- YOUR GOAL
Every line from the line containing "Output the text content of this document." through the final line below is to be repeated exactly; no other line is.

- RECORDS FOR PROCESSING

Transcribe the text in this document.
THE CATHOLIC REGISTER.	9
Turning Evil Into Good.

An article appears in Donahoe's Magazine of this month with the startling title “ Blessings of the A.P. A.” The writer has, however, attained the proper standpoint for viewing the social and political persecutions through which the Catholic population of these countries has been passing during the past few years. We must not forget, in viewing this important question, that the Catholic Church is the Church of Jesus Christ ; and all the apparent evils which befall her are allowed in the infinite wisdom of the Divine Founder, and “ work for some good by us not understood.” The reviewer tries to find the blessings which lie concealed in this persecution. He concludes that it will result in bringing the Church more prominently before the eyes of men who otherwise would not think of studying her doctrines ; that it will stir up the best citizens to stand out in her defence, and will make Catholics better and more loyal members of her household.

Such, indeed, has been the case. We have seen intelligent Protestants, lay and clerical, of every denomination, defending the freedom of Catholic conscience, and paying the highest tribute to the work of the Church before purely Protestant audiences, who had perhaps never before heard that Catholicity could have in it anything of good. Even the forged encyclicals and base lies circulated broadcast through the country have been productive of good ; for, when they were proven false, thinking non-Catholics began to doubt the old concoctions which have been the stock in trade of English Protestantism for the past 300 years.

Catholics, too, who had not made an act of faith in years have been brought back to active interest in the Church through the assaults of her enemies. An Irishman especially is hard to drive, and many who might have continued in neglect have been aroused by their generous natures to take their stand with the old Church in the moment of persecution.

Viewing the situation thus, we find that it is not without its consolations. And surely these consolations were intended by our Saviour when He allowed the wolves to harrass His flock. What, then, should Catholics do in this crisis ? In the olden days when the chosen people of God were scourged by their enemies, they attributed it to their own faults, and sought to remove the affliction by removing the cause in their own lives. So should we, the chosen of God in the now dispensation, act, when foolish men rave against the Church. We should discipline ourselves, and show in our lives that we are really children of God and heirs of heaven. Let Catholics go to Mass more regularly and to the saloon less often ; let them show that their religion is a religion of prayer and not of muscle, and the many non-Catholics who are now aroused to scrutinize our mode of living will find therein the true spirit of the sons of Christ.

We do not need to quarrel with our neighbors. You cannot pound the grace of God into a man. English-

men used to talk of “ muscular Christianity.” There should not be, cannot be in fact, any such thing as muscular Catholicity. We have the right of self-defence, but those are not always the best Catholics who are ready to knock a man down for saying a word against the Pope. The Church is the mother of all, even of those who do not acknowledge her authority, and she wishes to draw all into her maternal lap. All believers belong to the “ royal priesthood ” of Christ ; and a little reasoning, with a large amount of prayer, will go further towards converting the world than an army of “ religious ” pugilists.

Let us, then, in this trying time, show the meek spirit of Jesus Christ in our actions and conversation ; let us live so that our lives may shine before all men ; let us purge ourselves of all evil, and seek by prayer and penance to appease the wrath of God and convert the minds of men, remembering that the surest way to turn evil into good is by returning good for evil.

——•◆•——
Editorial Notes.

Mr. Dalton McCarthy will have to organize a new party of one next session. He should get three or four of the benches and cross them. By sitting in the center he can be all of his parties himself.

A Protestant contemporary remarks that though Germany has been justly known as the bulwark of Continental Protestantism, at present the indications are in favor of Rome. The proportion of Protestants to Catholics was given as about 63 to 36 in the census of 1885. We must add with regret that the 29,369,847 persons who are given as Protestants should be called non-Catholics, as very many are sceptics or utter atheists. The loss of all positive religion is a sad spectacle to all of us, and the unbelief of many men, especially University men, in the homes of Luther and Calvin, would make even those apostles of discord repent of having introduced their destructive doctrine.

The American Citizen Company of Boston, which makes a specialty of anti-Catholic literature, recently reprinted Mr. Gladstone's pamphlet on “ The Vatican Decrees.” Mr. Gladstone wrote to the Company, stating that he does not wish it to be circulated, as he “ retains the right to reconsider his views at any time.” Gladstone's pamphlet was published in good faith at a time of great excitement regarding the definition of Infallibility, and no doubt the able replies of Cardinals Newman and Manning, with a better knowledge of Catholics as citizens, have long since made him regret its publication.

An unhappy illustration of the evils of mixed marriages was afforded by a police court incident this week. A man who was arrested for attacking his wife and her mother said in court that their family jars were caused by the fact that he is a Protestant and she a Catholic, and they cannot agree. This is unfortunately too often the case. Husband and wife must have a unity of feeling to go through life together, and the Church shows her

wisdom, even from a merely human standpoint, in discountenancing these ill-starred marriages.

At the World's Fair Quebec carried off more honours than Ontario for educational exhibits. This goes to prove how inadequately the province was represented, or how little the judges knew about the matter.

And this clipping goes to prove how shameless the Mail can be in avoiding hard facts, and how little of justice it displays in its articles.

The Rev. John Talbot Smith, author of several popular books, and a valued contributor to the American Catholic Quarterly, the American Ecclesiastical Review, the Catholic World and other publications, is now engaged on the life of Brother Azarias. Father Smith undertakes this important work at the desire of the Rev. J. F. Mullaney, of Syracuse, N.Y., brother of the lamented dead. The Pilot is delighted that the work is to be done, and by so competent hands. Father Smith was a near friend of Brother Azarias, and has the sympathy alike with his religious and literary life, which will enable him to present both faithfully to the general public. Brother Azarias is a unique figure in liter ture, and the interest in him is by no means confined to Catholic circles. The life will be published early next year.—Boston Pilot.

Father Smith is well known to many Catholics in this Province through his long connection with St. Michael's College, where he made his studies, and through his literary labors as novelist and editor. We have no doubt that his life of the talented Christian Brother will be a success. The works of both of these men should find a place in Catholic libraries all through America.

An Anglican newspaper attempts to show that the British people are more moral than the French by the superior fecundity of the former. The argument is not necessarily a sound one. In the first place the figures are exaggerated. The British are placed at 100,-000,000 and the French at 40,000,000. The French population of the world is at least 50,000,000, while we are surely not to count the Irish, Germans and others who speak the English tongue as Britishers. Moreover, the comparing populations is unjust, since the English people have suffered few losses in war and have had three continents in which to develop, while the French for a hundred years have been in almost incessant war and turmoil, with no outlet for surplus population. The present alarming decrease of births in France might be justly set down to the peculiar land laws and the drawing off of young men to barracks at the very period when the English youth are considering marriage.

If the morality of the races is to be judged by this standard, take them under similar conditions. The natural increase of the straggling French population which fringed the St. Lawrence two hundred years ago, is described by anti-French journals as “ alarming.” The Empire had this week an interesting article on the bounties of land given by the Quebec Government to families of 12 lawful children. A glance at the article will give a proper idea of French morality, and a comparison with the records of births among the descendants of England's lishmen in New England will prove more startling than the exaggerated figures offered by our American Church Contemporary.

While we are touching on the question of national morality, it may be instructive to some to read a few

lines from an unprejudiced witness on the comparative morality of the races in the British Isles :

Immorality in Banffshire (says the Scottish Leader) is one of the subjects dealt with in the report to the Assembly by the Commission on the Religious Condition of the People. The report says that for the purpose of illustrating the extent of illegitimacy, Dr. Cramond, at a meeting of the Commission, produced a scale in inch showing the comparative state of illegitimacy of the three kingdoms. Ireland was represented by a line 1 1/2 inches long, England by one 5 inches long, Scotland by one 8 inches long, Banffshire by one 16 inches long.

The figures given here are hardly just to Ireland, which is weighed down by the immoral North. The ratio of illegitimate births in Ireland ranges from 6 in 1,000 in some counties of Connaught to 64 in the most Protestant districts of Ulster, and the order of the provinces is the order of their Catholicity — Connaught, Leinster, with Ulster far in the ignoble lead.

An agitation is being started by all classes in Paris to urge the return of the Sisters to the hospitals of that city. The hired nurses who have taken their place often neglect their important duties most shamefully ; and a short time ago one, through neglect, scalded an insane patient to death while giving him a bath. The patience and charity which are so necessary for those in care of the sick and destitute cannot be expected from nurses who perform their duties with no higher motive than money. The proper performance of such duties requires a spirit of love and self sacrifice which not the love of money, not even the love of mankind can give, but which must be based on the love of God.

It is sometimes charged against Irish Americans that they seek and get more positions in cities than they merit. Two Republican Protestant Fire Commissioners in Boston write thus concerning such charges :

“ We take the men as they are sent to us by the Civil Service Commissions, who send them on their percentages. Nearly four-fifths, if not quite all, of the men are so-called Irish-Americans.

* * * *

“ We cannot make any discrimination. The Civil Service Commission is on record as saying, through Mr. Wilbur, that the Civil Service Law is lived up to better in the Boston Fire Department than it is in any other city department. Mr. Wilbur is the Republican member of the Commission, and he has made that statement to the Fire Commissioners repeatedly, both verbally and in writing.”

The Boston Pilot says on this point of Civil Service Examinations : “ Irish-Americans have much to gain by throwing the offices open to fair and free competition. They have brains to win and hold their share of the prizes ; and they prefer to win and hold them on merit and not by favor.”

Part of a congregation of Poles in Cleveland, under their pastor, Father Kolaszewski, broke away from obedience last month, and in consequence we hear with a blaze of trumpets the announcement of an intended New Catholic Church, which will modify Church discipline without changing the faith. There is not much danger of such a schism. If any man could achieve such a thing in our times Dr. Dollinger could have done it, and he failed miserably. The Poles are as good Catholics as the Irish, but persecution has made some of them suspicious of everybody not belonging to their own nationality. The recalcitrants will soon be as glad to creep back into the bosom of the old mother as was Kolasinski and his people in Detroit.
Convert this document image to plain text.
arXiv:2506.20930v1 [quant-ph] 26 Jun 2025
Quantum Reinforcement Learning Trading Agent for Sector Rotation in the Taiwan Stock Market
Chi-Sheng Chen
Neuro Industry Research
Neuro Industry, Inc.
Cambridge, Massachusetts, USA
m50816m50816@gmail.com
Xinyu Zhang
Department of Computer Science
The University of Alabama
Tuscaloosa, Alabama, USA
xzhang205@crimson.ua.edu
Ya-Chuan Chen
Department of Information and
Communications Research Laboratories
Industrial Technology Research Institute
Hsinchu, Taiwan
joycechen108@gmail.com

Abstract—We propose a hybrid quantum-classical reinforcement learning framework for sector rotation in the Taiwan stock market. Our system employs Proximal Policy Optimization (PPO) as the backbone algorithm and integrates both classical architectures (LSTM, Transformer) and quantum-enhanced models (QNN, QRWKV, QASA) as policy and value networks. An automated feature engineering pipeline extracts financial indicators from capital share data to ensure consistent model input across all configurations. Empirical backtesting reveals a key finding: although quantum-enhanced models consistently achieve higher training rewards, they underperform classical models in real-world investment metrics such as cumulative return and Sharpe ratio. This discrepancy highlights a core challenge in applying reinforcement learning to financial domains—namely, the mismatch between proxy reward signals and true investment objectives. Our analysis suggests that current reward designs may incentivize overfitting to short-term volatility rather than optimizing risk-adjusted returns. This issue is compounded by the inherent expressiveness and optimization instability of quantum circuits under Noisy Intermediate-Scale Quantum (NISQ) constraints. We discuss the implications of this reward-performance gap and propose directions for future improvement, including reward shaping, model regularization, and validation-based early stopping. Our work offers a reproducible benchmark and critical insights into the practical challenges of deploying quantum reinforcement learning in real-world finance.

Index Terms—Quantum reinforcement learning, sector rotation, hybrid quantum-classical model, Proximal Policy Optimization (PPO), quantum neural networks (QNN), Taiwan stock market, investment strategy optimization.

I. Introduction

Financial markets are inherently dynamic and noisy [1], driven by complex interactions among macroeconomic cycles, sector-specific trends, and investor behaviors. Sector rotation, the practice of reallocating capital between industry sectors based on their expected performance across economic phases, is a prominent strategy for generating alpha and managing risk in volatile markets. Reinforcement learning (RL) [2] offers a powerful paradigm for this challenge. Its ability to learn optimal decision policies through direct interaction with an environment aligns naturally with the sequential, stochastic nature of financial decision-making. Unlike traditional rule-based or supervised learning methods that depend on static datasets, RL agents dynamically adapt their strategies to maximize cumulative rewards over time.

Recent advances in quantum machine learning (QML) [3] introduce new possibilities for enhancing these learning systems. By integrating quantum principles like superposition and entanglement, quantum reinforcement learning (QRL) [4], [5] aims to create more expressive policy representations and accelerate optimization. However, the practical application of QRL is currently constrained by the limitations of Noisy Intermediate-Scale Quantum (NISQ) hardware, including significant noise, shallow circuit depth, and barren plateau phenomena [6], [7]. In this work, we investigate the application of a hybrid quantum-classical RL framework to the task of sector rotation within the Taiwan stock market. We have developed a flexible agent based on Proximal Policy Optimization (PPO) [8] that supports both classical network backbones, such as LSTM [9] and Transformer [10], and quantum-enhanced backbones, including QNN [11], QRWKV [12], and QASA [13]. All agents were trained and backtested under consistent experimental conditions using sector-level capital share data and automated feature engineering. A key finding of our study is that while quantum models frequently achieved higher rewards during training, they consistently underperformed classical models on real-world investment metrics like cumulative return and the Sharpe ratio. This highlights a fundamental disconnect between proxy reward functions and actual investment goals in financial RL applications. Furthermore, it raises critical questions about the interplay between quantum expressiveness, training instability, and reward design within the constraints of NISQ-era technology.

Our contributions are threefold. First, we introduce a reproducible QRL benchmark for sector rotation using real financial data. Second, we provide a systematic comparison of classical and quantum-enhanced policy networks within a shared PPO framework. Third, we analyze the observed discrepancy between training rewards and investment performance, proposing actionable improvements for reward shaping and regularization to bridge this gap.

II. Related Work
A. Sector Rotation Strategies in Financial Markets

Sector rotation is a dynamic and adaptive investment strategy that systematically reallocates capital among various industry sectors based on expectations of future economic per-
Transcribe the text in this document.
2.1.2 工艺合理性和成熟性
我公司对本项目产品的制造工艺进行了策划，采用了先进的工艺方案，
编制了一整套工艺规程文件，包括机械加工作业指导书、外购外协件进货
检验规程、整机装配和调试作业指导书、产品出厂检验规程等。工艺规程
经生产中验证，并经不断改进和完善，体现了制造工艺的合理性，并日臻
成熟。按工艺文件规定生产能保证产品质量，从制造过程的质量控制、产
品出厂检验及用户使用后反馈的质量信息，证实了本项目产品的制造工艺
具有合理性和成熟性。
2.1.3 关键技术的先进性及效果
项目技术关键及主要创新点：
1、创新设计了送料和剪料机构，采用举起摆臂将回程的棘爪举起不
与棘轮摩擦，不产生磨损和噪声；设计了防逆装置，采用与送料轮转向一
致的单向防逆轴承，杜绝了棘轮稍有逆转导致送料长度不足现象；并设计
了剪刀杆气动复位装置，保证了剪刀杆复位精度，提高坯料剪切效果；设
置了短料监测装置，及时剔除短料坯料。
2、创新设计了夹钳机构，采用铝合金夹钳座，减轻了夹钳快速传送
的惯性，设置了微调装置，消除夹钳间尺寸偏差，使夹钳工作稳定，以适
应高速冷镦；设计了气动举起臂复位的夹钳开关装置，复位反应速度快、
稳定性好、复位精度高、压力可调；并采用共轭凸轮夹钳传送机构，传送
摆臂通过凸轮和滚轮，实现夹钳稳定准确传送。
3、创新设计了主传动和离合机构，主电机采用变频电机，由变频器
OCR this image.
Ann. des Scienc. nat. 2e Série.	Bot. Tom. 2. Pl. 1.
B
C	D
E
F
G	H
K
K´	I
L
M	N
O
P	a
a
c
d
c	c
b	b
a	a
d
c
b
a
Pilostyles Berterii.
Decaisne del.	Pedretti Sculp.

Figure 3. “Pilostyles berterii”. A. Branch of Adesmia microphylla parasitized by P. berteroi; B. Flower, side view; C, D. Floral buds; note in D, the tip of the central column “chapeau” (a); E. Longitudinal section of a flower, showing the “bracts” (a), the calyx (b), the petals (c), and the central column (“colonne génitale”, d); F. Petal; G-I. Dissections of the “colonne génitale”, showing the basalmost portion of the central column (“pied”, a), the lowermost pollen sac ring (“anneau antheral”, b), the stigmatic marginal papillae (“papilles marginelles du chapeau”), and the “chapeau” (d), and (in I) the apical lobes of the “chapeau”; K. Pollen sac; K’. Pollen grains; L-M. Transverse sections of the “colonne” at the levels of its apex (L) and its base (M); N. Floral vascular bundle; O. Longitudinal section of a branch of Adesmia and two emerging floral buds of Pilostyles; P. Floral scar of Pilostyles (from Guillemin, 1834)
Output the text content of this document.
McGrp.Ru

- SOLUTION FOR THIS PROBLEM
Output the text content of this document.
McGrp.Ru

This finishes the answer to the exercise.